- DIRECTION
Locate every line below that contains the word "this" and copy it.

++++ RECORDS SUPPLIED

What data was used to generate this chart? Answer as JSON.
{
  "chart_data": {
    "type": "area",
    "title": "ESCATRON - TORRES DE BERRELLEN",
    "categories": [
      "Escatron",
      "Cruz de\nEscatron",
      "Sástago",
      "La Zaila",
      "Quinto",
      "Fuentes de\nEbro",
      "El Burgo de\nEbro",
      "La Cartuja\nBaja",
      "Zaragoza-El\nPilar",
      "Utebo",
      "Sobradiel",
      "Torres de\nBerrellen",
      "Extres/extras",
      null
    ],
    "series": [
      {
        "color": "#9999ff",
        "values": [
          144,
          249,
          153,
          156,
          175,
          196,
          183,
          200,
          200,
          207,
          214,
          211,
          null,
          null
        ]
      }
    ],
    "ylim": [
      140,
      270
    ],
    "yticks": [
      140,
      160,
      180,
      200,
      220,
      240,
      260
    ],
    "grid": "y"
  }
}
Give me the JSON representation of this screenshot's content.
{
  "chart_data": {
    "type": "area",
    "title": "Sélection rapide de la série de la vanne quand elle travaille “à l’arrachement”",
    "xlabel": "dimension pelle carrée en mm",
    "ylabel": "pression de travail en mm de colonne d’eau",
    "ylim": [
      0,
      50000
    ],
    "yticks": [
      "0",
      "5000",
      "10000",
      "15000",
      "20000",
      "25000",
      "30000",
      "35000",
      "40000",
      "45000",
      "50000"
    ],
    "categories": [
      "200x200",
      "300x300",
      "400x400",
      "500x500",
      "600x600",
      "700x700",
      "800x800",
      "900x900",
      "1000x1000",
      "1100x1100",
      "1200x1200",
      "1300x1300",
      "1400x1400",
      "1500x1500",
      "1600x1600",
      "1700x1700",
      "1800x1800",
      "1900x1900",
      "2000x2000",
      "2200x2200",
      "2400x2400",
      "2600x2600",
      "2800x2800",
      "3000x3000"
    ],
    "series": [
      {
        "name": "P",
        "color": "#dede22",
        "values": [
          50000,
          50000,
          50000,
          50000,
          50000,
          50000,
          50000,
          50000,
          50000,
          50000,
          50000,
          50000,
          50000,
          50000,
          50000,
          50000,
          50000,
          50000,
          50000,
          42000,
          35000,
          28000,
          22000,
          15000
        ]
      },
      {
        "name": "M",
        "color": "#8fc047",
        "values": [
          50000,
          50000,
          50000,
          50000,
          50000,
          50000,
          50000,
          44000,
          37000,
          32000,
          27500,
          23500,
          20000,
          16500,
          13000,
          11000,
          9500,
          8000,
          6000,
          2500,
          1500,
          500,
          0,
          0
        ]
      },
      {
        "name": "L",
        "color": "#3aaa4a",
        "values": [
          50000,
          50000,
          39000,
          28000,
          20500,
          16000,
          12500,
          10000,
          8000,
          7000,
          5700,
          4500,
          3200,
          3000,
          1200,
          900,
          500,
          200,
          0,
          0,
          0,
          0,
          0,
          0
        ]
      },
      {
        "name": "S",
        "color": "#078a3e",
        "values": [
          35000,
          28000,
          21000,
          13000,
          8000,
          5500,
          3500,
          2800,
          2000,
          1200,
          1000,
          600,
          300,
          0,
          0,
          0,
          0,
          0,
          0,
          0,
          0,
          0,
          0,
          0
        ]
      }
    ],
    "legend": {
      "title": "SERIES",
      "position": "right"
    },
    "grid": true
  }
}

++++++++

- RESULT
What data was used to generate this chart? Answer as JSON.
Give me the JSON representation of this screenshot's content.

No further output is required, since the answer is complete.